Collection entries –
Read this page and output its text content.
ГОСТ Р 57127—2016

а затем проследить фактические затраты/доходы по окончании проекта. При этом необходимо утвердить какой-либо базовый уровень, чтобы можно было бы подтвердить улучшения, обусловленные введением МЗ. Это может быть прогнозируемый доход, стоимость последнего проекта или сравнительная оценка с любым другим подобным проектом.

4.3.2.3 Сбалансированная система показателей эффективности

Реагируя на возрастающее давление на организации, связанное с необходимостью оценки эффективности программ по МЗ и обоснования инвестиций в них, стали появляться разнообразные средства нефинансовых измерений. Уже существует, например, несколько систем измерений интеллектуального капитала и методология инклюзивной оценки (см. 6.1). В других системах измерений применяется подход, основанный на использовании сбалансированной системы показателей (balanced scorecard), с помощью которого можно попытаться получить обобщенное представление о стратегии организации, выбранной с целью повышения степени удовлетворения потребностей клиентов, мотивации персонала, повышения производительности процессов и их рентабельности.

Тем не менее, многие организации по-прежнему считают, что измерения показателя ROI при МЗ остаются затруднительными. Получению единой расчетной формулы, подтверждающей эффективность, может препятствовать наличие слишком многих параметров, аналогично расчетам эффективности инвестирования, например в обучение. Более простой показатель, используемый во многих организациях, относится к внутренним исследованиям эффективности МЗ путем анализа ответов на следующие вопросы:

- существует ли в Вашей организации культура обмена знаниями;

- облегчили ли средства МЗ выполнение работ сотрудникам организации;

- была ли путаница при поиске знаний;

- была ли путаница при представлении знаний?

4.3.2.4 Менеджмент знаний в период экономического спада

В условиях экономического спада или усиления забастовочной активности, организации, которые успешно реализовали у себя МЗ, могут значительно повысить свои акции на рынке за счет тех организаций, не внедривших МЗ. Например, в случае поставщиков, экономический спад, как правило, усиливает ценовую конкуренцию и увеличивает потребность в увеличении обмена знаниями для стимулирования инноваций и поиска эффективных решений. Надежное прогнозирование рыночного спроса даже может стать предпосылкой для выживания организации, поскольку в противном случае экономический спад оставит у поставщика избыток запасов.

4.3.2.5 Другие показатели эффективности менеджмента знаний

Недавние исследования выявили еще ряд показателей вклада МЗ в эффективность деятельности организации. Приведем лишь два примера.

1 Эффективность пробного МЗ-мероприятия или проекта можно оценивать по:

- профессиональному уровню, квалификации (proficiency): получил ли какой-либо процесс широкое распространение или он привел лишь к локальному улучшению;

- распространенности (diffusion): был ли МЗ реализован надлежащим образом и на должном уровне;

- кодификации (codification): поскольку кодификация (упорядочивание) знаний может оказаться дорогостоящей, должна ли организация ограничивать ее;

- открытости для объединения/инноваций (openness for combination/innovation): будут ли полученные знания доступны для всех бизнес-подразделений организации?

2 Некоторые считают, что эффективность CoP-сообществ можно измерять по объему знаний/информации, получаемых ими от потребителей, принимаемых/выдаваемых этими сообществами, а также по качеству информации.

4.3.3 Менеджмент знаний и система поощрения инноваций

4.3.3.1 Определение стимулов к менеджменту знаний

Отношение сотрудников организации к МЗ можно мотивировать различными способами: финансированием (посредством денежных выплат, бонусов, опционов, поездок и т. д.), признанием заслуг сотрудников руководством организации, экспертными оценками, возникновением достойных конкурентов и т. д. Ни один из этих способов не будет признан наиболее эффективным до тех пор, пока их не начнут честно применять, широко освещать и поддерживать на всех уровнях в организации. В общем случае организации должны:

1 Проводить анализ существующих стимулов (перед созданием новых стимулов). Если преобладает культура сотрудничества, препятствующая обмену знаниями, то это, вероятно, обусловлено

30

Required work – Type out the whole listing above again, exactly as it stands.

Full answer –
Read this page and output its text content.
ГОСТ Р 57127—2016

а затем проследить фактические затраты/доходы по окончании проекта. При этом необходимо утвердить какой-либо базовый уровень, чтобы можно было бы подтвердить улучшения, обусловленные введением МЗ. Это может быть прогнозируемый доход, стоимость последнего проекта или сравнительная оценка с любым другим подобным проектом.

4.3.2.3 Сбалансированная система показателей эффективности

Реагируя на возрастающее давление на организации, связанное с необходимостью оценки эффективности программ по МЗ и обоснования инвестиций в них, стали появляться разнообразные средства нефинансовых измерений. Уже существует, например, несколько систем измерений интеллектуального капитала и методология инклюзивной оценки (см. 6.1). В других системах измерений применяется подход, основанный на использовании сбалансированной системы показателей (balanced scorecard), с помощью которого можно попытаться получить обобщенное представление о стратегии организации, выбранной с целью повышения степени удовлетворения потребностей клиентов, мотивации персонала, повышения производительности процессов и их рентабельности.

Тем не менее, многие организации по-прежнему считают, что измерения показателя ROI при МЗ остаются затруднительными. Получению единой расчетной формулы, подтверждающей эффективность, может препятствовать наличие слишком многих параметров, аналогично расчетам эффективности инвестирования, например в обучение. Более простой показатель, используемый во многих организациях, относится к внутренним исследованиям эффективности МЗ путем анализа ответов на следующие вопросы:

- существует ли в Вашей организации культура обмена знаниями;

- облегчили ли средства МЗ выполнение работ сотрудникам организации;

- была ли путаница при поиске знаний;

- была ли путаница при представлении знаний?

4.3.2.4 Менеджмент знаний в период экономического спада

В условиях экономического спада или усиления забастовочной активности, организации, которые успешно реализовали у себя МЗ, могут значительно повысить свои акции на рынке за счет тех организаций, не внедривших МЗ. Например, в случае поставщиков, экономический спад, как правило, усиливает ценовую конкуренцию и увеличивает потребность в увеличении обмена знаниями для стимулирования инноваций и поиска эффективных решений. Надежное прогнозирование рыночного спроса даже может стать предпосылкой для выживания организации, поскольку в противном случае экономический спад оставит у поставщика избыток запасов.

4.3.2.5 Другие показатели эффективности менеджмента знаний

Недавние исследования выявили еще ряд показателей вклада МЗ в эффективность деятельности организации. Приведем лишь два примера.

1 Эффективность пробного МЗ-мероприятия или проекта можно оценивать по:

- профессиональному уровню, квалификации (proficiency): получил ли какой-либо процесс широкое распространение или он привел лишь к локальному улучшению;

- распространенности (diffusion): был ли МЗ реализован надлежащим образом и на должном уровне;

- кодификации (codification): поскольку кодификация (упорядочивание) знаний может оказаться дорогостоящей, должна ли организация ограничивать ее;

- открытости для объединения/инноваций (openness for combination/innovation): будут ли полученные знания доступны для всех бизнес-подразделений организации?

2 Некоторые считают, что эффективность CoP-сообществ можно измерять по объему знаний/информации, получаемых ими от потребителей, принимаемых/выдаваемых этими сообществами, а также по качеству информации.

4.3.3 Менеджмент знаний и система поощрения инноваций

4.3.3.1 Определение стимулов к менеджменту знаний

Отношение сотрудников организации к МЗ можно мотивировать различными способами: финансированием (посредством денежных выплат, бонусов, опционов, поездок и т. д.), признанием заслуг сотрудников руководством организации, экспертными оценками, возникновением достойных конкурентов и т. д. Ни один из этих способов не будет признан наиболее эффективным до тех пор, пока их не начнут честно применять, широко освещать и поддерживать на всех уровнях в организации. В общем случае организации должны:

1 Проводить анализ существующих стимулов (перед созданием новых стимулов). Если преобладает культура сотрудничества, препятствующая обмену знаниями, то это, вероятно, обусловлено

30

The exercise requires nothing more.